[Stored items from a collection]

-*-

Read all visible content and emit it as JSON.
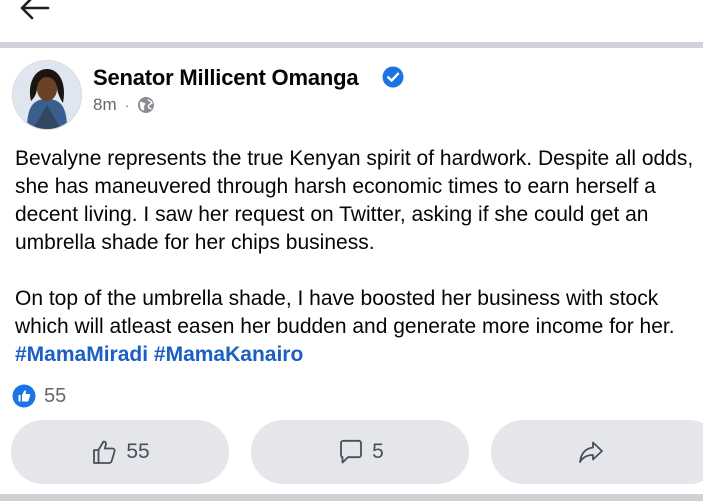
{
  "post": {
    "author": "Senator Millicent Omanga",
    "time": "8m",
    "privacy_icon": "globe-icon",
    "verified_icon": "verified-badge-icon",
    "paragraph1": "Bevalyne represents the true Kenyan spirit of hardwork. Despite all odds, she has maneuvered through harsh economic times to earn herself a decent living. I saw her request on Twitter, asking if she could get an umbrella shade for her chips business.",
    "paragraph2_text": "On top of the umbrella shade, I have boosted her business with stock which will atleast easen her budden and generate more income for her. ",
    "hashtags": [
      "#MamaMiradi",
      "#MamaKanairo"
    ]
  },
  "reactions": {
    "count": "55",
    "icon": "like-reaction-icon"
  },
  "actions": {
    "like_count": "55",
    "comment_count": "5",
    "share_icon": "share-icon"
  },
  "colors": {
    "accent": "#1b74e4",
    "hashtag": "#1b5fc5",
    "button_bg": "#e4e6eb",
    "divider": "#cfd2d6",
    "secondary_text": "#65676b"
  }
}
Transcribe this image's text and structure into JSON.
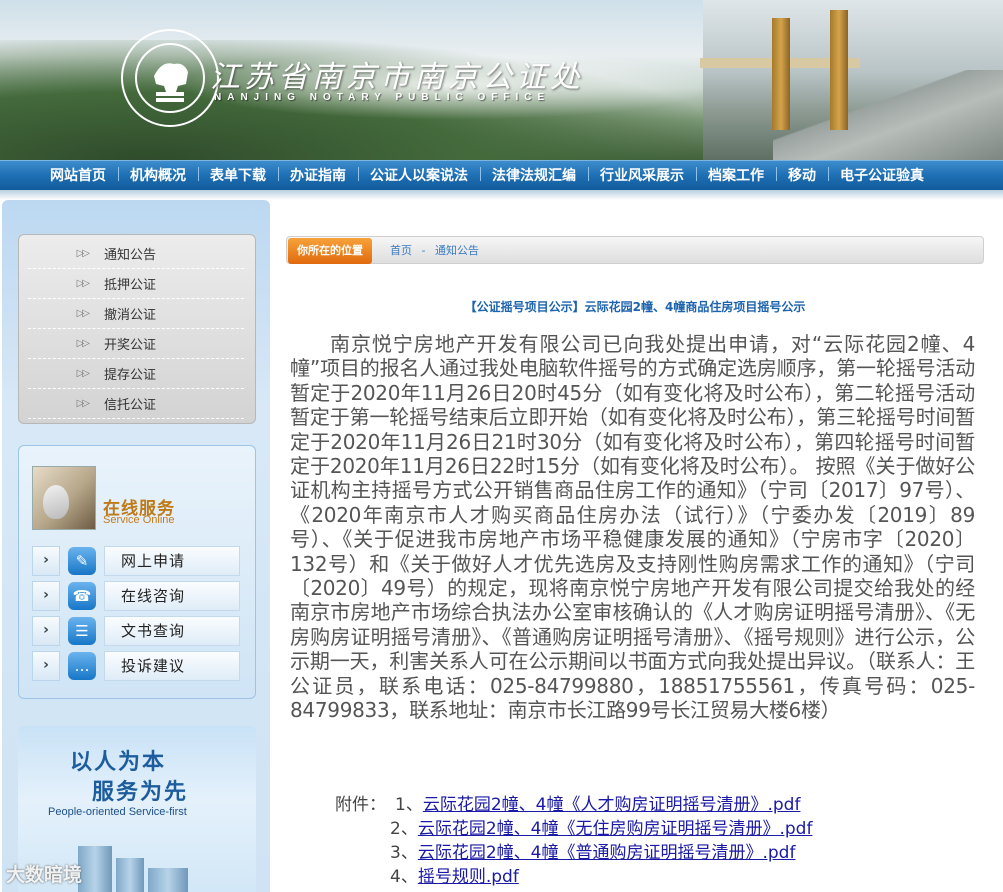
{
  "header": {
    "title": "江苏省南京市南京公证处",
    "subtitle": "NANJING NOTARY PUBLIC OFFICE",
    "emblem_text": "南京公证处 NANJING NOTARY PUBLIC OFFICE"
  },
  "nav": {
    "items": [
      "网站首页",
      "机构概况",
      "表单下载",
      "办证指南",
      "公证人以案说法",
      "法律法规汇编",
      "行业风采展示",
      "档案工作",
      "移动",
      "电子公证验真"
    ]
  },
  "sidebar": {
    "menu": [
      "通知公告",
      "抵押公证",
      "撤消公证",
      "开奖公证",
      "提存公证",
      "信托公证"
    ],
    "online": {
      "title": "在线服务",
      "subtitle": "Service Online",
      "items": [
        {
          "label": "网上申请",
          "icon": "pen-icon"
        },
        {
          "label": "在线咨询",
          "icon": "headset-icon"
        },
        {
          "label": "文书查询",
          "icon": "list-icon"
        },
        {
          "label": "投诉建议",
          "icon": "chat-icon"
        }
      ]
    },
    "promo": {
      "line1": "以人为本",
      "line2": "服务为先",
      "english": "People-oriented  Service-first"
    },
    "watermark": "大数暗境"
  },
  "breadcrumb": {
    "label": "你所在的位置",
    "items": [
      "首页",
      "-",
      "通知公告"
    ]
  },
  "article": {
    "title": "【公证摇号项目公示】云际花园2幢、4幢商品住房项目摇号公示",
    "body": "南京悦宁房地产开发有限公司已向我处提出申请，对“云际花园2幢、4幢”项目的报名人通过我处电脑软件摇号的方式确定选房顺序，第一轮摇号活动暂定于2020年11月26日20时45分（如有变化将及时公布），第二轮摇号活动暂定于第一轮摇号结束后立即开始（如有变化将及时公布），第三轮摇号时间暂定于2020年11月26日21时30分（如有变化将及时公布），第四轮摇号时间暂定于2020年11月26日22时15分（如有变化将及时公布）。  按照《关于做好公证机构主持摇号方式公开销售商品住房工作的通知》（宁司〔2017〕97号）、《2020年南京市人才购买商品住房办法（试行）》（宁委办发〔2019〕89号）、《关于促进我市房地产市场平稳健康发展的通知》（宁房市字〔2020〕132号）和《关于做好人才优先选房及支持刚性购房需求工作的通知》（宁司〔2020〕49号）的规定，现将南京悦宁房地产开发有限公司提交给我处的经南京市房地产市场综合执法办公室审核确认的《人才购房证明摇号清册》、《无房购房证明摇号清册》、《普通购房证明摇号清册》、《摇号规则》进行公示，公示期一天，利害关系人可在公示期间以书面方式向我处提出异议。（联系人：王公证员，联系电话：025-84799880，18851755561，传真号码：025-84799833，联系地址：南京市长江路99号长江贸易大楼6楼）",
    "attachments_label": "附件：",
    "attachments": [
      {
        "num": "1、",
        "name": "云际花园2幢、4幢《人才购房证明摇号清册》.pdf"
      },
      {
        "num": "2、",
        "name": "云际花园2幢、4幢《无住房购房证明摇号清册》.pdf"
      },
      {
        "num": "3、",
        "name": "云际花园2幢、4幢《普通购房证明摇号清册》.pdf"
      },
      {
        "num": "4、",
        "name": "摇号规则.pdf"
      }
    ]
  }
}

-*-

- **REQUIREMENT**: Determine the number of lines where the string "Service" occurs, and give that number only.

- **SOLUTION BELOW**: 2